Given exercise: Lines containing "group" are to be counted. Give the number and nothing more.

Records supplied:
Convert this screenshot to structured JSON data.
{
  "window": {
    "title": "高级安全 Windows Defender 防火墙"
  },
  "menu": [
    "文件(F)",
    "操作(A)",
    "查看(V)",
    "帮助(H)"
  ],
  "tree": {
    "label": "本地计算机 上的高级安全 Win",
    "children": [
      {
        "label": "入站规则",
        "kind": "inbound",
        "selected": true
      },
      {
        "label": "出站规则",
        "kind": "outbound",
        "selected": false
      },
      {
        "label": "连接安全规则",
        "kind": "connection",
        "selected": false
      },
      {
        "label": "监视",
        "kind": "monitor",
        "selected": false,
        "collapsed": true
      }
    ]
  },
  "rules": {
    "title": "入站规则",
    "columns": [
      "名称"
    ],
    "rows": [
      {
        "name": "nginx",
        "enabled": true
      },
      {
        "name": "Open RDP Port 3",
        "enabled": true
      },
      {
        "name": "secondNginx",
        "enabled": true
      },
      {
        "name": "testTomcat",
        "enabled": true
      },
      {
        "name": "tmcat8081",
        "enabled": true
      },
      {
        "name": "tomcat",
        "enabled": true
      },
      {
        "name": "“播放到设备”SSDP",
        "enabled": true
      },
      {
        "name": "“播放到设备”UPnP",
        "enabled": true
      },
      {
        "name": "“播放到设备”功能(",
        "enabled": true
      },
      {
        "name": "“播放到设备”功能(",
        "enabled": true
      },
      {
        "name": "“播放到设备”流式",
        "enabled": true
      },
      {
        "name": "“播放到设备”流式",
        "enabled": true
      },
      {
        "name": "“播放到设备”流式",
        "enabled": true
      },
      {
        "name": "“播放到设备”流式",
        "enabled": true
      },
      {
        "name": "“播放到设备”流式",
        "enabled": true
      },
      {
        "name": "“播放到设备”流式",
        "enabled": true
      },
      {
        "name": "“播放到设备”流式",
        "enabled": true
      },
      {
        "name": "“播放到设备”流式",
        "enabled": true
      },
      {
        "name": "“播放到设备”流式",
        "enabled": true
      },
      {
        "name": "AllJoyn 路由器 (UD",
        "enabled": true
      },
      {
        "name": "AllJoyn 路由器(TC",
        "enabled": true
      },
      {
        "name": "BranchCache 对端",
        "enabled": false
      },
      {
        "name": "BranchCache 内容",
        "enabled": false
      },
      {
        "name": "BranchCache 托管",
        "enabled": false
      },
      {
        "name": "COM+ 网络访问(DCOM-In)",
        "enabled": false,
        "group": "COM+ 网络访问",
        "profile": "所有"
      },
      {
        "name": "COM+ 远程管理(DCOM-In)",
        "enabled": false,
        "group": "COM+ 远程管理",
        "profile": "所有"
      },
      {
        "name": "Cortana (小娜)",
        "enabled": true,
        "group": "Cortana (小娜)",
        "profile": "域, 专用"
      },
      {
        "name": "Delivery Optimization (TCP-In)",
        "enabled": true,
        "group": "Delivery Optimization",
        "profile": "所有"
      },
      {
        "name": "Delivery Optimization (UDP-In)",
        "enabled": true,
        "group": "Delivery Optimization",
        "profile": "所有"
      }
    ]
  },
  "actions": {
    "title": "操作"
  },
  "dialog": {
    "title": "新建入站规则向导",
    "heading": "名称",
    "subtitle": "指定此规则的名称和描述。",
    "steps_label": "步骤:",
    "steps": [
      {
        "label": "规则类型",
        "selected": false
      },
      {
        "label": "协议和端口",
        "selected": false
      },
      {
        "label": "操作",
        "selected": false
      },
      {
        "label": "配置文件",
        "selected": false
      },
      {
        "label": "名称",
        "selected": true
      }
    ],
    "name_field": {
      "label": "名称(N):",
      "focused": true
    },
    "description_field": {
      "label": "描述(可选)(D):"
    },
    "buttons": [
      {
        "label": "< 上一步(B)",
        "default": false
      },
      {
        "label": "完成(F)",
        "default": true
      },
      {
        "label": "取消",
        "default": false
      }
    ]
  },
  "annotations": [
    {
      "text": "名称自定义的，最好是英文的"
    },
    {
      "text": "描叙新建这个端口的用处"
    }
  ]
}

Answer: 5